:: DIRECTIONS ::
Put every line of the data below into a Markdown table with the columns No. and Entry. Number the rows in order and leave out any blank lines.

Element-and-box listings
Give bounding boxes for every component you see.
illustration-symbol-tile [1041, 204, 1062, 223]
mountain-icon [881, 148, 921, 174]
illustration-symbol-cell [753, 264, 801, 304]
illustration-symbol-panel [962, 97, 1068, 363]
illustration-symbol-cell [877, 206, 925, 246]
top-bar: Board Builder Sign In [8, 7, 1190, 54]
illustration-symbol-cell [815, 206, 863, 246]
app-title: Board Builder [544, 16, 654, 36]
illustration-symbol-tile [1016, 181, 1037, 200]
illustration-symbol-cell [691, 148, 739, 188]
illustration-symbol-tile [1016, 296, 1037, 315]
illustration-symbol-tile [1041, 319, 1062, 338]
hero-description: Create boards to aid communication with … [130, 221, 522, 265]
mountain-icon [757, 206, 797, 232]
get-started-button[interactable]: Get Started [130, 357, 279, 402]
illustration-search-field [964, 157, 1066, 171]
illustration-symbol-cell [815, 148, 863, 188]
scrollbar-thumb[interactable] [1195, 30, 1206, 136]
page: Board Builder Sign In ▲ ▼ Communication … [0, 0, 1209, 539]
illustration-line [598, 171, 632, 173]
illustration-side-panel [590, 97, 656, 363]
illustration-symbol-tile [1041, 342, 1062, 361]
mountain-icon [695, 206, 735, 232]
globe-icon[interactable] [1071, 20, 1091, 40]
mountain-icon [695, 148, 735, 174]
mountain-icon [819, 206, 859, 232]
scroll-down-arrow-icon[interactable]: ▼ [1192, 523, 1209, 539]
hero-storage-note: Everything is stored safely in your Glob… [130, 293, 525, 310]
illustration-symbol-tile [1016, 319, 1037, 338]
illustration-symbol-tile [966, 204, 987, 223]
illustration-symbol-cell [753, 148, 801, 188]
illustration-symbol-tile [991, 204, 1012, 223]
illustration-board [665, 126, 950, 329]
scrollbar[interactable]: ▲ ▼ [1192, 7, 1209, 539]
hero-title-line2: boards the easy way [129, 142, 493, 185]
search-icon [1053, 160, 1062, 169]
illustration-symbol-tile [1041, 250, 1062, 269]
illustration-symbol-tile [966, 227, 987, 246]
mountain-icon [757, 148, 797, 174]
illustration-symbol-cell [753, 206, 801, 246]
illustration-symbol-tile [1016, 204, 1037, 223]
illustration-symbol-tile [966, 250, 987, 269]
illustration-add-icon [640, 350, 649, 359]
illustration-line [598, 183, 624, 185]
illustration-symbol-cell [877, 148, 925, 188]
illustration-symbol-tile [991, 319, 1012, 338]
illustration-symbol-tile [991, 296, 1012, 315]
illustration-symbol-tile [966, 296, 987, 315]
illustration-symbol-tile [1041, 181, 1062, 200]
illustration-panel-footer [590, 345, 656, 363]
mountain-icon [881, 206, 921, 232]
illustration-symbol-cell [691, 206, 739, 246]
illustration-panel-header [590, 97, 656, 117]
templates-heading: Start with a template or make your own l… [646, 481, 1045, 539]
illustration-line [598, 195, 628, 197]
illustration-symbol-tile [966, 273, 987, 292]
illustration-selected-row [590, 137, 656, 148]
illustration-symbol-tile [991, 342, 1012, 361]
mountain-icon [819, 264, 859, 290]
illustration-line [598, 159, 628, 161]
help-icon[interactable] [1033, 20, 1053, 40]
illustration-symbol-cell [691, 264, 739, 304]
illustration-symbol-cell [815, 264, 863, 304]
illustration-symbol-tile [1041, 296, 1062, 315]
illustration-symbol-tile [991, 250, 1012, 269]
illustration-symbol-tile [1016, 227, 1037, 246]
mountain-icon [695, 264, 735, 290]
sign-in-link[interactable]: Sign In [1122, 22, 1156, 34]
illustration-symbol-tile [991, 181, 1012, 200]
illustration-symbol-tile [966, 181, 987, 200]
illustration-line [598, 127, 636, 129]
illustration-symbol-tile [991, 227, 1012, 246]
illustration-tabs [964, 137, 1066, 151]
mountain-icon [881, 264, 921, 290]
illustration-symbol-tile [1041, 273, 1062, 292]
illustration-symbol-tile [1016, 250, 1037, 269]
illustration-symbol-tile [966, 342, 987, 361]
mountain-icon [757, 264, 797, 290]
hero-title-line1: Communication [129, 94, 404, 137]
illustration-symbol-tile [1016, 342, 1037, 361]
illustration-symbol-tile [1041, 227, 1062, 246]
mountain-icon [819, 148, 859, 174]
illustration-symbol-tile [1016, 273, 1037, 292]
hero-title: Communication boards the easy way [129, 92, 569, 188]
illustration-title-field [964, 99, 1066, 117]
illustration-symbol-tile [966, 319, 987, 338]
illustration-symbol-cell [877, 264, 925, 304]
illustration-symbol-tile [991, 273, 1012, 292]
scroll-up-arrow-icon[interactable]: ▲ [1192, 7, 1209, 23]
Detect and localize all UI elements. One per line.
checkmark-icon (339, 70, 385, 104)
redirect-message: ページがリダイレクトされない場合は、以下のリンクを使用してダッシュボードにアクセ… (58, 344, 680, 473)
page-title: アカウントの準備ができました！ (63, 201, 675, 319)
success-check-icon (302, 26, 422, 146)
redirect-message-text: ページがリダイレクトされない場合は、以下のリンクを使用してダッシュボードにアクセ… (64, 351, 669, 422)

:: THE RESPONSE ::
| No. | Entry |
|---|---|
| 1 | Give bounding boxes for every component you see. |
| 2 | illustration-symbol-tile [1041, 204, 1062, 223] |
| 3 | mountain-icon [881, 148, 921, 174] |
| 4 | illustration-symbol-cell [753, 264, 801, 304] |
| 5 | illustration-symbol-panel [962, 97, 1068, 363] |
| 6 | illustration-symbol-cell [877, 206, 925, 246] |
| 7 | top-bar: Board Builder Sign In [8, 7, 1190, 54] |
| 8 | illustration-symbol-cell [815, 206, 863, 246] |
| 9 | app-title: Board Builder [544, 16, 654, 36] |
| 10 | illustration-symbol-tile [1016, 181, 1037, 200] |
| 11 | illustration-symbol-cell [691, 148, 739, 188] |
| 12 | illustration-symbol-tile [1016, 296, 1037, 315] |
| 13 | illustration-symbol-tile [1041, 319, 1062, 338] |
| 14 | hero-description: Create boards to aid communication with … [130, 221, 522, 265] |
| 15 | mountain-icon [757, 206, 797, 232] |
| 16 | get-started-button[interactable]: Get Started [130, 357, 279, 402] |
| 17 | illustration-search-field [964, 157, 1066, 171] |
| 18 | illustration-symbol-cell [815, 148, 863, 188] |
| 19 | scrollbar-thumb[interactable] [1195, 30, 1206, 136] |
| 20 | page: Board Builder Sign In ▲ ▼ Communication … [0, 0, 1209, 539] |
| 21 | illustration-line [598, 171, 632, 173] |
| 22 | illustration-side-panel [590, 97, 656, 363] |
| 23 | illustration-symbol-tile [1041, 342, 1062, 361] |
| 24 | mountain-icon [695, 206, 735, 232] |
| 25 | globe-icon[interactable] [1071, 20, 1091, 40] |
| 26 | mountain-icon [695, 148, 735, 174] |
| 27 | mountain-icon [819, 206, 859, 232] |
| 28 | scroll-down-arrow-icon[interactable]: ▼ [1192, 523, 1209, 539] |
| 29 | hero-storage-note: Everything is stored safely in your Glob… [130, 293, 525, 310] |
| 30 | illustration-symbol-tile [1016, 319, 1037, 338] |
| 31 | illustration-symbol-tile [966, 204, 987, 223] |
| 32 | illustration-symbol-cell [753, 148, 801, 188] |
| 33 | illustration-symbol-tile [991, 204, 1012, 223] |
| 34 | illustration-board [665, 126, 950, 329] |
| 35 | scrollbar[interactable]: ▲ ▼ [1192, 7, 1209, 539] |
| 36 | hero-title-line2: boards the easy way [129, 142, 493, 185] |
| 37 | search-icon [1053, 160, 1062, 169] |
| 38 | illustration-symbol-tile [1041, 250, 1062, 269] |
| 39 | illustration-symbol-tile [966, 227, 987, 246] |
| 40 | mountain-icon [757, 148, 797, 174] |
| 41 | illustration-symbol-cell [753, 206, 801, 246] |
| 42 | illustration-symbol-tile [1016, 204, 1037, 223] |
| 43 | illustration-symbol-tile [966, 250, 987, 269] |
| 44 | illustration-add-icon [640, 350, 649, 359] |
| 45 | illustration-line [598, 183, 624, 185] |
| 46 | illustration-symbol-cell [877, 148, 925, 188] |
| 47 | illustration-symbol-tile [991, 319, 1012, 338] |
| 48 | illustration-symbol-tile [991, 296, 1012, 315] |
| 49 | illustration-symbol-tile [966, 296, 987, 315] |
| 50 | illustration-symbol-tile [1041, 181, 1062, 200] |
| 51 | illustration-panel-footer [590, 345, 656, 363] |
| 52 | mountain-icon [881, 206, 921, 232] |
| 53 | illustration-symbol-cell [691, 206, 739, 246] |
| 54 | illustration-panel-header [590, 97, 656, 117] |
| 55 | templates-heading: Start with a template or make your own l… [646, 481, 1045, 539] |
| 56 | illustration-line [598, 195, 628, 197] |
| 57 | illustration-symbol-tile [966, 273, 987, 292] |
| 58 | illustration-selected-row [590, 137, 656, 148] |
| 59 | illustration-symbol-tile [991, 342, 1012, 361] |
| 60 | mountain-icon [819, 264, 859, 290] |
| 61 | illustration-line [598, 159, 628, 161] |
| 62 | help-icon[interactable] [1033, 20, 1053, 40] |
| 63 | illustration-symbol-cell [691, 264, 739, 304] |
| 64 | illustration-symbol-cell [815, 264, 863, 304] |
| 65 | illustration-symbol-tile [1041, 296, 1062, 315] |
| 66 | illustration-symbol-tile [991, 250, 1012, 269] |
| 67 | illustration-symbol-tile [1016, 227, 1037, 246] |
| 68 | mountain-icon [695, 264, 735, 290] |
| 69 | sign-in-link[interactable]: Sign In [1122, 22, 1156, 34] |
| 70 | illustration-symbol-tile [991, 181, 1012, 200] |
| 71 | illustration-symbol-tile [966, 181, 987, 200] |
| 72 | illustration-line [598, 127, 636, 129] |
| 73 | illustration-symbol-tile [991, 227, 1012, 246] |
| 74 | illustration-tabs [964, 137, 1066, 151] |
| 75 | mountain-icon [881, 264, 921, 290] |
| 76 | illustration-symbol-tile [1041, 273, 1062, 292] |
| 77 | illustration-symbol-tile [1016, 250, 1037, 269] |
| 78 | illustration-symbol-tile [966, 342, 987, 361] |
| 79 | mountain-icon [757, 264, 797, 290] |
| 80 | hero-title-line1: Communication [129, 94, 404, 137] |
| 81 | illustration-symbol-tile [1016, 342, 1037, 361] |
| 82 | illustration-symbol-tile [1041, 227, 1062, 246] |
| 83 | mountain-icon [819, 148, 859, 174] |
| 84 | illustration-symbol-tile [1016, 273, 1037, 292] |
| 85 | hero-title: Communication boards the easy way [129, 92, 569, 188] |
| 86 | illustration-title-field [964, 99, 1066, 117] |
| 87 | illustration-symbol-tile [966, 319, 987, 338] |
| 88 | illustration-symbol-cell [877, 264, 925, 304] |
| 89 | illustration-symbol-tile [991, 273, 1012, 292] |
| 90 | scroll-up-arrow-icon[interactable]: ▲ [1192, 7, 1209, 23] |
| 91 | Detect and localize all UI elements. One per line. |
| 92 | checkmark-icon (339, 70, 385, 104) |
| 93 | redirect-message: ページがリダイレクトされない場合は、以下のリンクを使用してダッシュボードにアクセ… (58, 344, 680, 473) |
| 94 | page-title: アカウントの準備ができました！ (63, 201, 675, 319) |
| 95 | success-check-icon (302, 26, 422, 146) |
| 96 | redirect-message-text: ページがリダイレクトされない場合は、以下のリンクを使用してダッシュボードにアクセ… (64, 351, 669, 422) |